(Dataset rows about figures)
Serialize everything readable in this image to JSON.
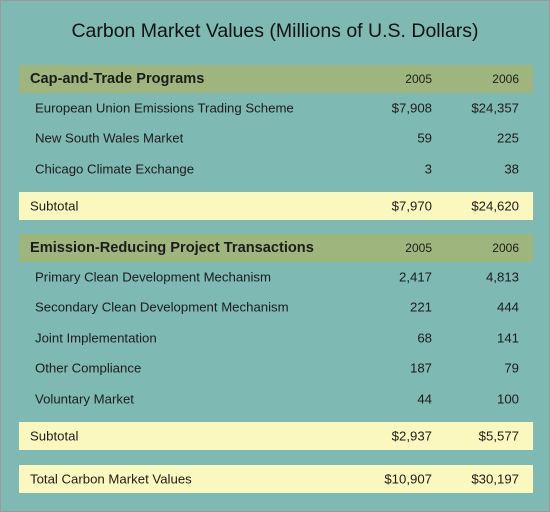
{
  "title": "Carbon Market Values (Millions of U.S. Dollars)",
  "section1": {
    "heading": "Cap-and-Trade Programs",
    "col1": "2005",
    "col2": "2006",
    "rows": [
      {
        "label": "European Union Emissions Trading Scheme",
        "v2005": "$7,908",
        "v2006": "$24,357"
      },
      {
        "label": "New South Wales Market",
        "v2005": "59",
        "v2006": "225"
      },
      {
        "label": "Chicago Climate Exchange",
        "v2005": "3",
        "v2006": "38"
      }
    ],
    "subtotal": {
      "label": "Subtotal",
      "v2005": "$7,970",
      "v2006": "$24,620"
    }
  },
  "section2": {
    "heading": "Emission-Reducing Project Transactions",
    "col1": "2005",
    "col2": "2006",
    "rows": [
      {
        "label": "Primary Clean Development Mechanism",
        "v2005": "2,417",
        "v2006": "4,813"
      },
      {
        "label": "Secondary Clean Development Mechanism",
        "v2005": "221",
        "v2006": "444"
      },
      {
        "label": "Joint Implementation",
        "v2005": "68",
        "v2006": "141"
      },
      {
        "label": "Other Compliance",
        "v2005": "187",
        "v2006": "79"
      },
      {
        "label": "Voluntary Market",
        "v2005": "44",
        "v2006": "100"
      }
    ],
    "subtotal": {
      "label": "Subtotal",
      "v2005": "$2,937",
      "v2006": "$5,577"
    }
  },
  "total": {
    "label": "Total Carbon Market Values",
    "v2005": "$10,907",
    "v2006": "$30,197"
  },
  "colors": {
    "background": "#7fb9b3",
    "header_band": "#9eb67d",
    "subtotal_band": "#fbf8bf"
  }
}
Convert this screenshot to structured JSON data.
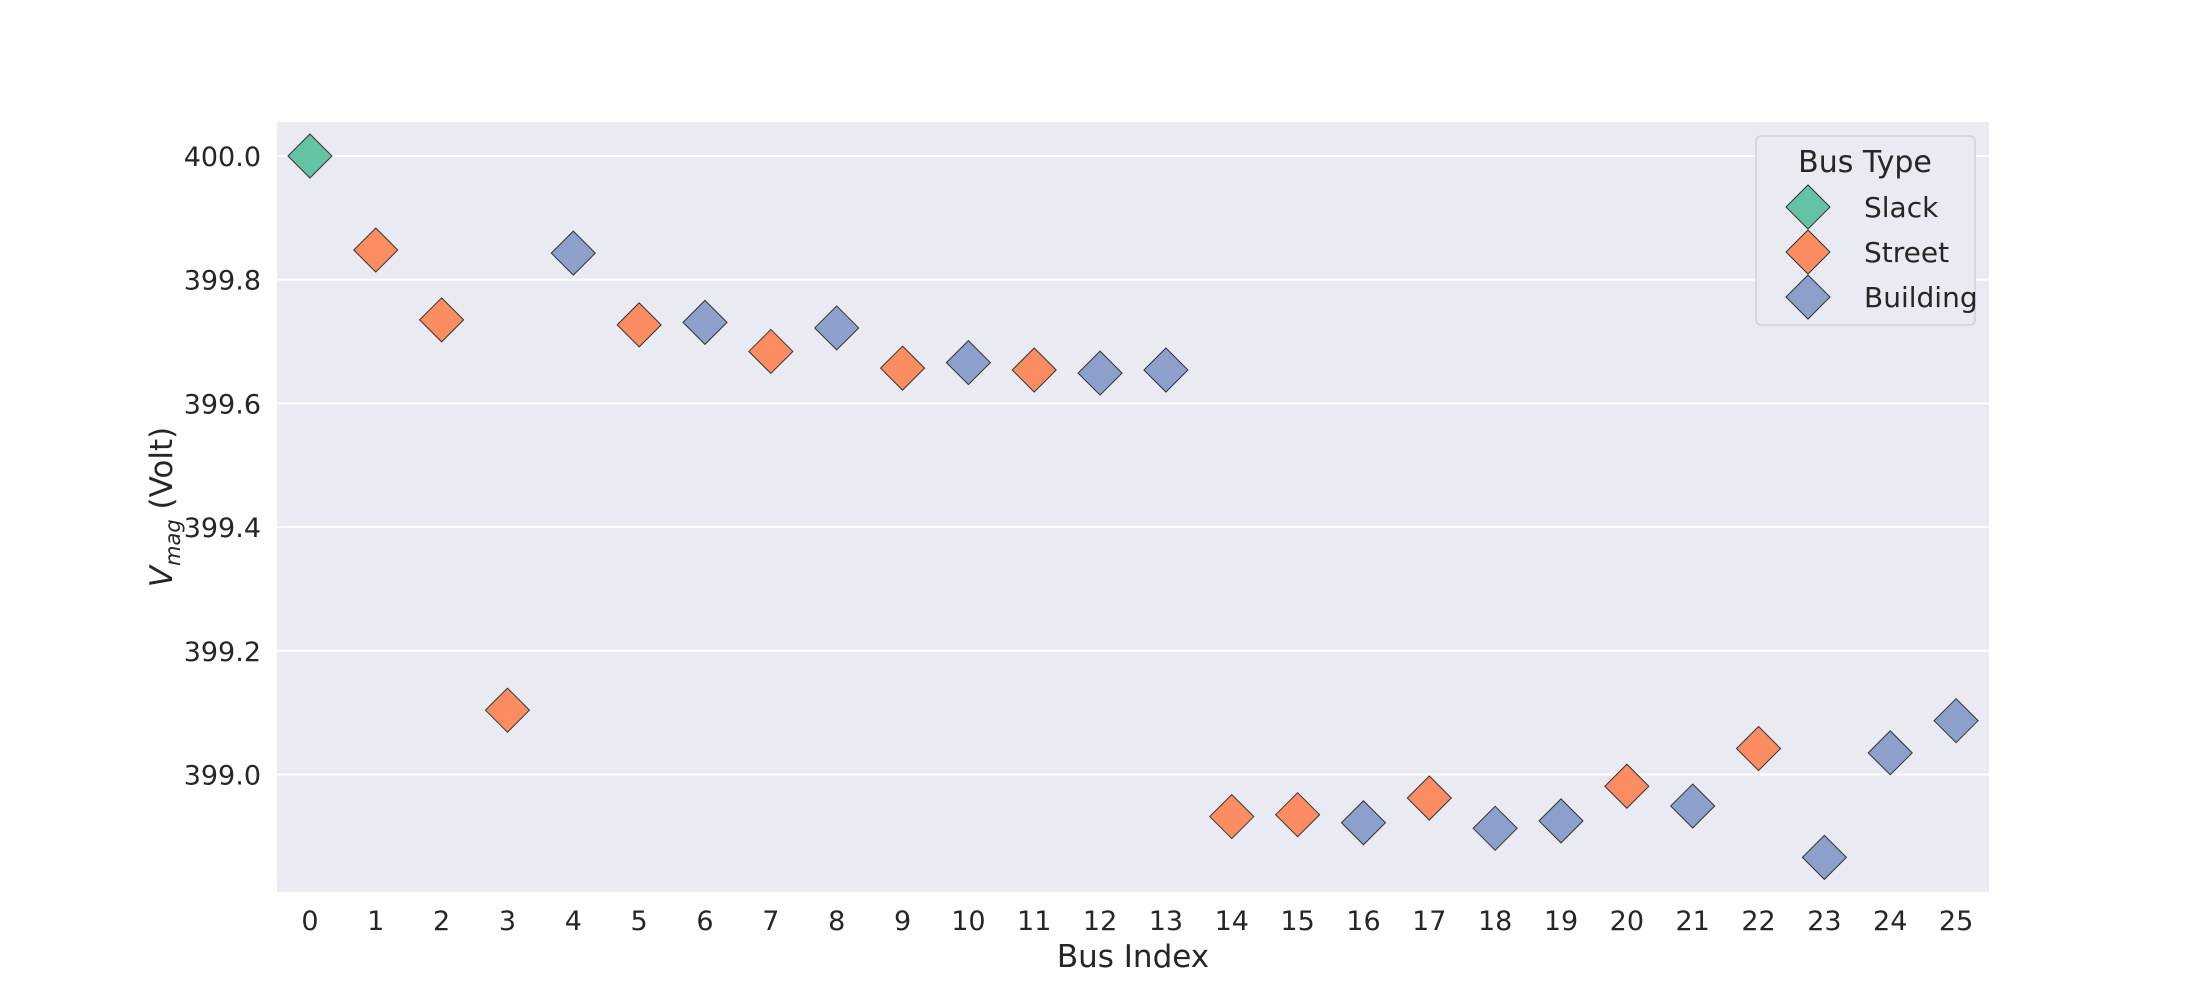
{
  "chart_data": {
    "type": "scatter",
    "title": "",
    "xlabel": "Bus Index",
    "ylabel_main": "V",
    "ylabel_sub": "mag",
    "ylabel_unit": " (Volt)",
    "xlim": [
      -0.5,
      25.5
    ],
    "ylim": [
      398.81,
      400.055
    ],
    "xticks": [
      "0",
      "1",
      "2",
      "3",
      "4",
      "5",
      "6",
      "7",
      "8",
      "9",
      "10",
      "11",
      "12",
      "13",
      "14",
      "15",
      "16",
      "17",
      "18",
      "19",
      "20",
      "21",
      "22",
      "23",
      "24",
      "25"
    ],
    "yticks": [
      "399.0",
      "399.2",
      "399.4",
      "399.6",
      "399.8",
      "400.0"
    ],
    "grid": true,
    "legend": {
      "title": "Bus Type",
      "placement": "top-right",
      "entries": [
        {
          "label": "Slack",
          "color": "#66c2a5"
        },
        {
          "label": "Street",
          "color": "#fc8d62"
        },
        {
          "label": "Building",
          "color": "#8da0cb"
        }
      ]
    },
    "points": [
      {
        "x": 0,
        "y": 400.0,
        "type": "Slack"
      },
      {
        "x": 1,
        "y": 399.848,
        "type": "Street"
      },
      {
        "x": 2,
        "y": 399.735,
        "type": "Street"
      },
      {
        "x": 3,
        "y": 399.104,
        "type": "Street"
      },
      {
        "x": 4,
        "y": 399.843,
        "type": "Building"
      },
      {
        "x": 5,
        "y": 399.727,
        "type": "Street"
      },
      {
        "x": 6,
        "y": 399.731,
        "type": "Building"
      },
      {
        "x": 7,
        "y": 399.684,
        "type": "Street"
      },
      {
        "x": 8,
        "y": 399.722,
        "type": "Building"
      },
      {
        "x": 9,
        "y": 399.657,
        "type": "Street"
      },
      {
        "x": 10,
        "y": 399.666,
        "type": "Building"
      },
      {
        "x": 11,
        "y": 399.654,
        "type": "Street"
      },
      {
        "x": 12,
        "y": 399.649,
        "type": "Building"
      },
      {
        "x": 13,
        "y": 399.654,
        "type": "Building"
      },
      {
        "x": 14,
        "y": 398.932,
        "type": "Street"
      },
      {
        "x": 15,
        "y": 398.935,
        "type": "Street"
      },
      {
        "x": 16,
        "y": 398.922,
        "type": "Building"
      },
      {
        "x": 17,
        "y": 398.962,
        "type": "Street"
      },
      {
        "x": 18,
        "y": 398.913,
        "type": "Building"
      },
      {
        "x": 19,
        "y": 398.925,
        "type": "Building"
      },
      {
        "x": 20,
        "y": 398.981,
        "type": "Street"
      },
      {
        "x": 21,
        "y": 398.949,
        "type": "Building"
      },
      {
        "x": 22,
        "y": 399.042,
        "type": "Street"
      },
      {
        "x": 23,
        "y": 398.866,
        "type": "Building"
      },
      {
        "x": 24,
        "y": 399.035,
        "type": "Building"
      },
      {
        "x": 25,
        "y": 399.087,
        "type": "Building"
      }
    ]
  }
}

__Given problem__.
Exclude the pictures, and transcribe all of the material exactly.

__Written answer__.
Serialize everything readable in this image to JSON.
{
  "title": "Carbon Market Values (Millions of U.S. Dollars)",
  "section1": {
    "heading": "Cap-and-Trade Programs",
    "col1": "2005",
    "col2": "2006",
    "rows": [
      {
        "label": "European Union Emissions Trading Scheme",
        "v2005": "$7,908",
        "v2006": "$24,357"
      },
      {
        "label": "New South Wales Market",
        "v2005": "59",
        "v2006": "225"
      },
      {
        "label": "Chicago Climate Exchange",
        "v2005": "3",
        "v2006": "38"
      }
    ],
    "subtotal": {
      "label": "Subtotal",
      "v2005": "$7,970",
      "v2006": "$24,620"
    }
  },
  "section2": {
    "heading": "Emission-Reducing Project Transactions",
    "col1": "2005",
    "col2": "2006",
    "rows": [
      {
        "label": "Primary Clean Development Mechanism",
        "v2005": "2,417",
        "v2006": "4,813"
      },
      {
        "label": "Secondary Clean Development Mechanism",
        "v2005": "221",
        "v2006": "444"
      },
      {
        "label": "Joint Implementation",
        "v2005": "68",
        "v2006": "141"
      },
      {
        "label": "Other Compliance",
        "v2005": "187",
        "v2006": "79"
      },
      {
        "label": "Voluntary Market",
        "v2005": "44",
        "v2006": "100"
      }
    ],
    "subtotal": {
      "label": "Subtotal",
      "v2005": "$2,937",
      "v2006": "$5,577"
    }
  },
  "total": {
    "label": "Total Carbon Market Values",
    "v2005": "$10,907",
    "v2006": "$30,197"
  },
  "colors": {
    "background": "#7fb9b3",
    "header_band": "#9eb67d",
    "subtotal_band": "#fbf8bf"
  }
}
Convert this screenshot to structured JSON data.
{
  "chart_data": {
    "type": "scatter",
    "title": "",
    "xlabel": "Bus Index",
    "ylabel_main": "V",
    "ylabel_sub": "mag",
    "ylabel_unit": " (Volt)",
    "xlim": [
      -0.5,
      25.5
    ],
    "ylim": [
      398.81,
      400.055
    ],
    "xticks": [
      "0",
      "1",
      "2",
      "3",
      "4",
      "5",
      "6",
      "7",
      "8",
      "9",
      "10",
      "11",
      "12",
      "13",
      "14",
      "15",
      "16",
      "17",
      "18",
      "19",
      "20",
      "21",
      "22",
      "23",
      "24",
      "25"
    ],
    "yticks": [
      "399.0",
      "399.2",
      "399.4",
      "399.6",
      "399.8",
      "400.0"
    ],
    "grid": true,
    "legend": {
      "title": "Bus Type",
      "placement": "top-right",
      "entries": [
        {
          "label": "Slack",
          "color": "#66c2a5"
        },
        {
          "label": "Street",
          "color": "#fc8d62"
        },
        {
          "label": "Building",
          "color": "#8da0cb"
        }
      ]
    },
    "points": [
      {
        "x": 0,
        "y": 400.0,
        "type": "Slack"
      },
      {
        "x": 1,
        "y": 399.848,
        "type": "Street"
      },
      {
        "x": 2,
        "y": 399.735,
        "type": "Street"
      },
      {
        "x": 3,
        "y": 399.104,
        "type": "Street"
      },
      {
        "x": 4,
        "y": 399.843,
        "type": "Building"
      },
      {
        "x": 5,
        "y": 399.727,
        "type": "Street"
      },
      {
        "x": 6,
        "y": 399.731,
        "type": "Building"
      },
      {
        "x": 7,
        "y": 399.684,
        "type": "Street"
      },
      {
        "x": 8,
        "y": 399.722,
        "type": "Building"
      },
      {
        "x": 9,
        "y": 399.657,
        "type": "Street"
      },
      {
        "x": 10,
        "y": 399.666,
        "type": "Building"
      },
      {
        "x": 11,
        "y": 399.654,
        "type": "Street"
      },
      {
        "x": 12,
        "y": 399.649,
        "type": "Building"
      },
      {
        "x": 13,
        "y": 399.654,
        "type": "Building"
      },
      {
        "x": 14,
        "y": 398.932,
        "type": "Street"
      },
      {
        "x": 15,
        "y": 398.935,
        "type": "Street"
      },
      {
        "x": 16,
        "y": 398.922,
        "type": "Building"
      },
      {
        "x": 17,
        "y": 398.962,
        "type": "Street"
      },
      {
        "x": 18,
        "y": 398.913,
        "type": "Building"
      },
      {
        "x": 19,
        "y": 398.925,
        "type": "Building"
      },
      {
        "x": 20,
        "y": 398.981,
        "type": "Street"
      },
      {
        "x": 21,
        "y": 398.949,
        "type": "Building"
      },
      {
        "x": 22,
        "y": 399.042,
        "type": "Street"
      },
      {
        "x": 23,
        "y": 398.866,
        "type": "Building"
      },
      {
        "x": 24,
        "y": 399.035,
        "type": "Building"
      },
      {
        "x": 25,
        "y": 399.087,
        "type": "Building"
      }
    ]
  }
}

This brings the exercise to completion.